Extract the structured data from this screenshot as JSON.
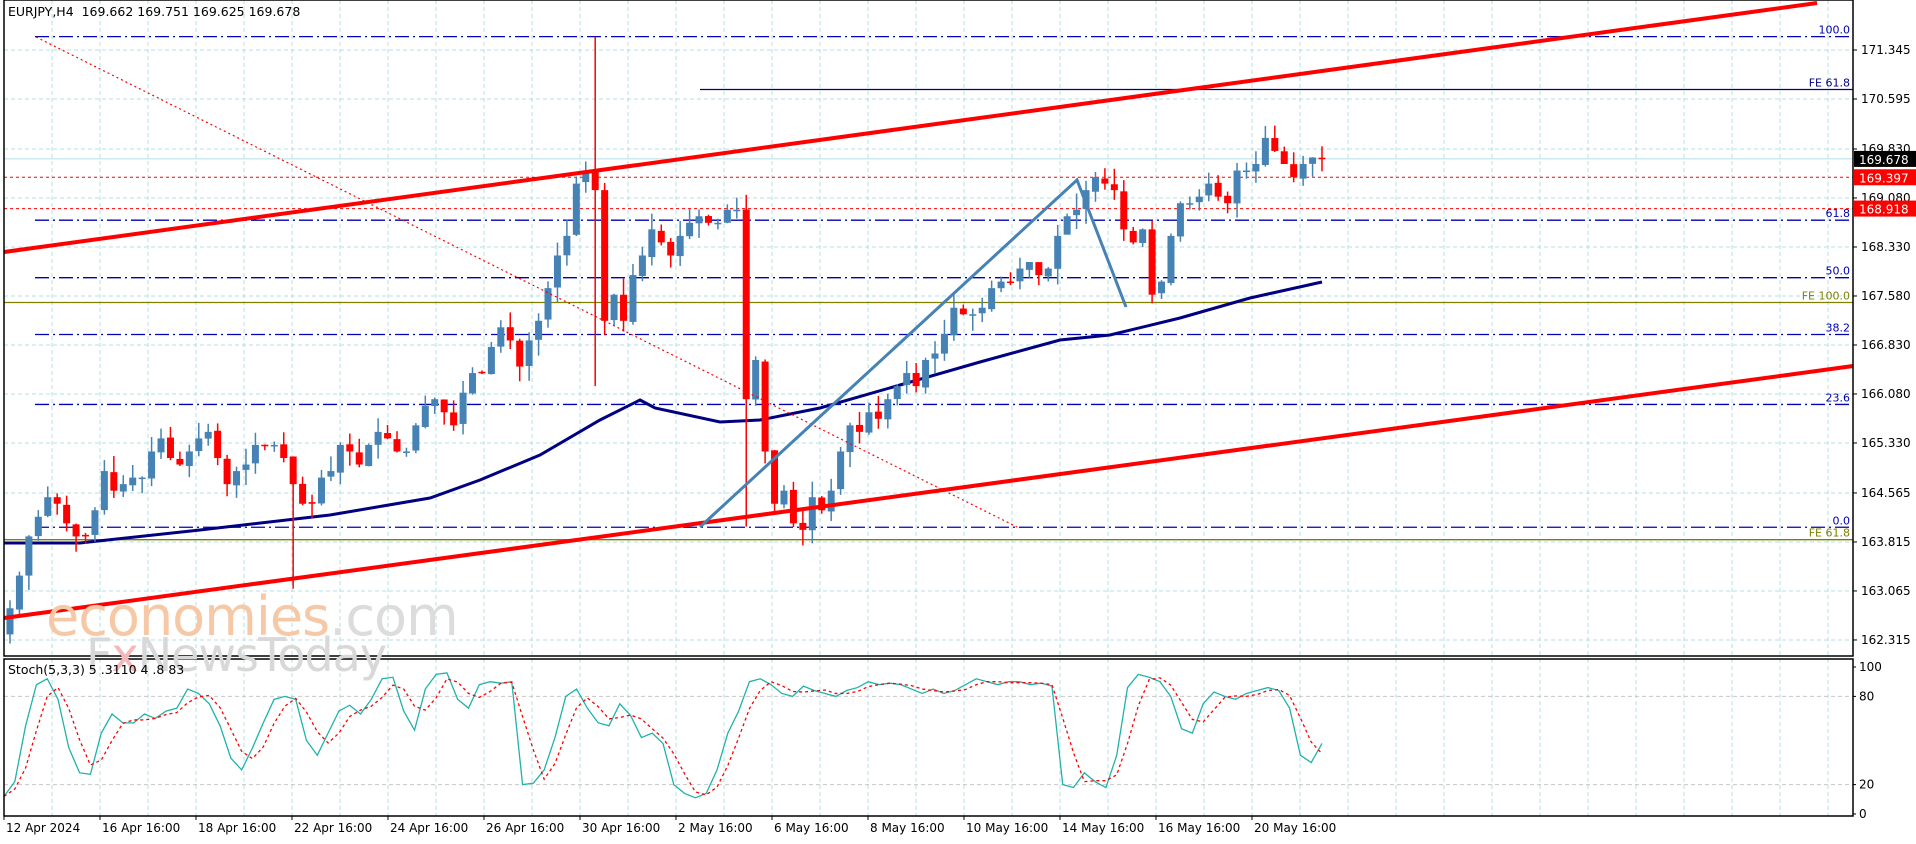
{
  "header": {
    "symbol_line": "EURJPY,H4  169.662 169.751 169.625 169.678"
  },
  "stoch_header": "Stoch(5,3,3) 5 .3110 4 .8 83",
  "watermark": {
    "brand1": "economies",
    "brand1_suffix": ".com",
    "brand2_a": "F",
    "brand2_x": "x",
    "brand2_b": "NewsToday"
  },
  "colors": {
    "bull": "#4682b4",
    "bear": "#ff0000",
    "grid": "#b0e0e6",
    "channel": "#ff0000",
    "ema": "#000080",
    "fib": "#0000b0",
    "fe_olive": "#808000",
    "stoch_main": "#20b2aa",
    "stoch_signal": "#ff0000",
    "price_tag_current": "#000000",
    "price_tag_red": "#ff0000"
  },
  "price_axis": {
    "labels": [
      "171.345",
      "170.595",
      "169.830",
      "169.080",
      "168.330",
      "167.580",
      "166.830",
      "166.080",
      "165.330",
      "164.565",
      "163.815",
      "163.065",
      "162.315"
    ],
    "current_price": "169.678",
    "tag1": "169.397",
    "tag2": "168.918"
  },
  "stoch_axis": {
    "labels": [
      "100",
      "80",
      "20",
      "0"
    ]
  },
  "time_axis": {
    "labels": [
      "12 Apr 2024",
      "16 Apr 16:00",
      "18 Apr 16:00",
      "22 Apr 16:00",
      "24 Apr 16:00",
      "26 Apr 16:00",
      "30 Apr 16:00",
      "2 May 16:00",
      "6 May 16:00",
      "8 May 16:00",
      "10 May 16:00",
      "14 May 16:00",
      "16 May 16:00",
      "20 May 16:00"
    ]
  },
  "fib_levels": [
    {
      "label": "100.0",
      "price": 171.55
    },
    {
      "label": "61.8",
      "price": 168.74
    },
    {
      "label": "50.0",
      "price": 167.86
    },
    {
      "label": "38.2",
      "price": 166.99
    },
    {
      "label": "23.6",
      "price": 165.92
    },
    {
      "label": "0.0",
      "price": 164.04
    }
  ],
  "fe_levels": [
    {
      "label": "FE 61.8",
      "price": 170.74,
      "color": "#000080"
    },
    {
      "label": "FE 100.0",
      "price": 167.48,
      "color": "#808000"
    },
    {
      "label": "FE 61.8",
      "price": 163.85,
      "color": "#808000"
    }
  ],
  "chart_data": {
    "type": "candlestick",
    "title": "EURJPY,H4",
    "ohlc_last": {
      "open": 169.662,
      "high": 169.751,
      "low": 169.625,
      "close": 169.678
    },
    "xlabel": "",
    "ylabel": "",
    "ylim": [
      162.0,
      172.0
    ],
    "grid": true,
    "indicators": [
      "EMA (navy)",
      "Stoch(5,3,3)"
    ],
    "trendlines": [
      {
        "name": "upper channel",
        "from": {
          "x": "12 Apr 2024",
          "price": 168.2
        },
        "to": {
          "x": "right edge",
          "price": 172.0
        }
      },
      {
        "name": "lower channel",
        "from": {
          "x": "12 Apr 2024",
          "price": 162.7
        },
        "to": {
          "x": "right edge",
          "price": 166.5
        }
      }
    ],
    "fibonacci_retracement": {
      "levels": [
        "0.0",
        "23.6",
        "38.2",
        "50.0",
        "61.8",
        "100.0"
      ],
      "from_price": 171.55,
      "to_price": 164.04
    },
    "fibonacci_expansion": {
      "levels": [
        "FE 61.8",
        "FE 100.0",
        "FE 61.8"
      ]
    },
    "horizontal_levels": [
      169.397,
      168.918
    ],
    "closes_approx": [
      162.8,
      163.3,
      163.9,
      164.2,
      164.5,
      164.4,
      164.1,
      163.9,
      163.9,
      164.3,
      164.9,
      164.6,
      164.7,
      164.8,
      164.8,
      165.2,
      165.4,
      165.1,
      165.0,
      165.2,
      165.4,
      165.5,
      165.1,
      164.7,
      164.9,
      165.0,
      165.3,
      165.3,
      165.3,
      165.1,
      164.7,
      164.4,
      164.4,
      164.8,
      164.9,
      165.3,
      165.2,
      165.0,
      165.3,
      165.5,
      165.4,
      165.2,
      165.2,
      165.6,
      165.9,
      166.0,
      165.8,
      165.6,
      166.1,
      166.4,
      166.4,
      166.8,
      167.1,
      166.9,
      166.5,
      166.9,
      167.2,
      167.7,
      168.2,
      168.5,
      169.3,
      169.5,
      169.2,
      167.2,
      167.6,
      167.2,
      167.9,
      168.2,
      168.6,
      168.4,
      168.2,
      168.5,
      168.7,
      168.8,
      168.7,
      168.7,
      168.9,
      168.9,
      166.0,
      166.6,
      165.2,
      164.4,
      164.6,
      164.1,
      164.0,
      164.5,
      164.3,
      164.6,
      165.2,
      165.6,
      165.5,
      165.8,
      165.7,
      166.0,
      166.2,
      166.4,
      166.2,
      166.6,
      166.7,
      167.0,
      167.4,
      167.3,
      167.3,
      167.4,
      167.7,
      167.8,
      167.8,
      168.0,
      168.1,
      167.9,
      168.0,
      168.5,
      168.8,
      168.9,
      169.2,
      169.4,
      169.3,
      169.2,
      168.6,
      168.4,
      168.6,
      167.6,
      167.8,
      168.5,
      169.0,
      169.0,
      169.1,
      169.3,
      169.1,
      169.0,
      169.5,
      169.5,
      169.6,
      170.0,
      169.8,
      169.6,
      169.4,
      169.6,
      169.7,
      169.68
    ],
    "stoch_main_approx": [
      12,
      22,
      60,
      88,
      92,
      78,
      45,
      28,
      27,
      55,
      68,
      62,
      62,
      68,
      65,
      70,
      72,
      85,
      82,
      75,
      60,
      38,
      30,
      45,
      62,
      78,
      80,
      78,
      50,
      40,
      55,
      70,
      74,
      68,
      78,
      92,
      93,
      70,
      57,
      85,
      95,
      96,
      78,
      72,
      88,
      90,
      89,
      90,
      20,
      21,
      30,
      52,
      80,
      85,
      72,
      62,
      60,
      75,
      67,
      52,
      55,
      48,
      20,
      14,
      11,
      14,
      30,
      55,
      70,
      90,
      92,
      88,
      82,
      80,
      87,
      84,
      82,
      80,
      84,
      86,
      90,
      88,
      89,
      88,
      85,
      82,
      85,
      82,
      84,
      88,
      92,
      90,
      88,
      90,
      90,
      88,
      89,
      87,
      20,
      18,
      28,
      22,
      18,
      40,
      86,
      95,
      93,
      90,
      80,
      58,
      55,
      75,
      83,
      80,
      78,
      82,
      84,
      86,
      84,
      72,
      40,
      35,
      48
    ]
  }
}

**What you should do:** Without the pictures, restate each entry exactly.

**Completed task:**
Extract the structured data from this screenshot as JSON.
{
  "header": {
    "symbol_line": "EURJPY,H4  169.662 169.751 169.625 169.678"
  },
  "stoch_header": "Stoch(5,3,3) 5 .3110 4 .8 83",
  "watermark": {
    "brand1": "economies",
    "brand1_suffix": ".com",
    "brand2_a": "F",
    "brand2_x": "x",
    "brand2_b": "NewsToday"
  },
  "colors": {
    "bull": "#4682b4",
    "bear": "#ff0000",
    "grid": "#b0e0e6",
    "channel": "#ff0000",
    "ema": "#000080",
    "fib": "#0000b0",
    "fe_olive": "#808000",
    "stoch_main": "#20b2aa",
    "stoch_signal": "#ff0000",
    "price_tag_current": "#000000",
    "price_tag_red": "#ff0000"
  },
  "price_axis": {
    "labels": [
      "171.345",
      "170.595",
      "169.830",
      "169.080",
      "168.330",
      "167.580",
      "166.830",
      "166.080",
      "165.330",
      "164.565",
      "163.815",
      "163.065",
      "162.315"
    ],
    "current_price": "169.678",
    "tag1": "169.397",
    "tag2": "168.918"
  },
  "stoch_axis": {
    "labels": [
      "100",
      "80",
      "20",
      "0"
    ]
  },
  "time_axis": {
    "labels": [
      "12 Apr 2024",
      "16 Apr 16:00",
      "18 Apr 16:00",
      "22 Apr 16:00",
      "24 Apr 16:00",
      "26 Apr 16:00",
      "30 Apr 16:00",
      "2 May 16:00",
      "6 May 16:00",
      "8 May 16:00",
      "10 May 16:00",
      "14 May 16:00",
      "16 May 16:00",
      "20 May 16:00"
    ]
  },
  "fib_levels": [
    {
      "label": "100.0",
      "price": 171.55
    },
    {
      "label": "61.8",
      "price": 168.74
    },
    {
      "label": "50.0",
      "price": 167.86
    },
    {
      "label": "38.2",
      "price": 166.99
    },
    {
      "label": "23.6",
      "price": 165.92
    },
    {
      "label": "0.0",
      "price": 164.04
    }
  ],
  "fe_levels": [
    {
      "label": "FE 61.8",
      "price": 170.74,
      "color": "#000080"
    },
    {
      "label": "FE 100.0",
      "price": 167.48,
      "color": "#808000"
    },
    {
      "label": "FE 61.8",
      "price": 163.85,
      "color": "#808000"
    }
  ],
  "chart_data": {
    "type": "candlestick",
    "title": "EURJPY,H4",
    "ohlc_last": {
      "open": 169.662,
      "high": 169.751,
      "low": 169.625,
      "close": 169.678
    },
    "xlabel": "",
    "ylabel": "",
    "ylim": [
      162.0,
      172.0
    ],
    "grid": true,
    "indicators": [
      "EMA (navy)",
      "Stoch(5,3,3)"
    ],
    "trendlines": [
      {
        "name": "upper channel",
        "from": {
          "x": "12 Apr 2024",
          "price": 168.2
        },
        "to": {
          "x": "right edge",
          "price": 172.0
        }
      },
      {
        "name": "lower channel",
        "from": {
          "x": "12 Apr 2024",
          "price": 162.7
        },
        "to": {
          "x": "right edge",
          "price": 166.5
        }
      }
    ],
    "fibonacci_retracement": {
      "levels": [
        "0.0",
        "23.6",
        "38.2",
        "50.0",
        "61.8",
        "100.0"
      ],
      "from_price": 171.55,
      "to_price": 164.04
    },
    "fibonacci_expansion": {
      "levels": [
        "FE 61.8",
        "FE 100.0",
        "FE 61.8"
      ]
    },
    "horizontal_levels": [
      169.397,
      168.918
    ],
    "closes_approx": [
      162.8,
      163.3,
      163.9,
      164.2,
      164.5,
      164.4,
      164.1,
      163.9,
      163.9,
      164.3,
      164.9,
      164.6,
      164.7,
      164.8,
      164.8,
      165.2,
      165.4,
      165.1,
      165.0,
      165.2,
      165.4,
      165.5,
      165.1,
      164.7,
      164.9,
      165.0,
      165.3,
      165.3,
      165.3,
      165.1,
      164.7,
      164.4,
      164.4,
      164.8,
      164.9,
      165.3,
      165.2,
      165.0,
      165.3,
      165.5,
      165.4,
      165.2,
      165.2,
      165.6,
      165.9,
      166.0,
      165.8,
      165.6,
      166.1,
      166.4,
      166.4,
      166.8,
      167.1,
      166.9,
      166.5,
      166.9,
      167.2,
      167.7,
      168.2,
      168.5,
      169.3,
      169.5,
      169.2,
      167.2,
      167.6,
      167.2,
      167.9,
      168.2,
      168.6,
      168.4,
      168.2,
      168.5,
      168.7,
      168.8,
      168.7,
      168.7,
      168.9,
      168.9,
      166.0,
      166.6,
      165.2,
      164.4,
      164.6,
      164.1,
      164.0,
      164.5,
      164.3,
      164.6,
      165.2,
      165.6,
      165.5,
      165.8,
      165.7,
      166.0,
      166.2,
      166.4,
      166.2,
      166.6,
      166.7,
      167.0,
      167.4,
      167.3,
      167.3,
      167.4,
      167.7,
      167.8,
      167.8,
      168.0,
      168.1,
      167.9,
      168.0,
      168.5,
      168.8,
      168.9,
      169.2,
      169.4,
      169.3,
      169.2,
      168.6,
      168.4,
      168.6,
      167.6,
      167.8,
      168.5,
      169.0,
      169.0,
      169.1,
      169.3,
      169.1,
      169.0,
      169.5,
      169.5,
      169.6,
      170.0,
      169.8,
      169.6,
      169.4,
      169.6,
      169.7,
      169.68
    ],
    "stoch_main_approx": [
      12,
      22,
      60,
      88,
      92,
      78,
      45,
      28,
      27,
      55,
      68,
      62,
      62,
      68,
      65,
      70,
      72,
      85,
      82,
      75,
      60,
      38,
      30,
      45,
      62,
      78,
      80,
      78,
      50,
      40,
      55,
      70,
      74,
      68,
      78,
      92,
      93,
      70,
      57,
      85,
      95,
      96,
      78,
      72,
      88,
      90,
      89,
      90,
      20,
      21,
      30,
      52,
      80,
      85,
      72,
      62,
      60,
      75,
      67,
      52,
      55,
      48,
      20,
      14,
      11,
      14,
      30,
      55,
      70,
      90,
      92,
      88,
      82,
      80,
      87,
      84,
      82,
      80,
      84,
      86,
      90,
      88,
      89,
      88,
      85,
      82,
      85,
      82,
      84,
      88,
      92,
      90,
      88,
      90,
      90,
      88,
      89,
      87,
      20,
      18,
      28,
      22,
      18,
      40,
      86,
      95,
      93,
      90,
      80,
      58,
      55,
      75,
      83,
      80,
      78,
      82,
      84,
      86,
      84,
      72,
      40,
      35,
      48
    ]
  }
}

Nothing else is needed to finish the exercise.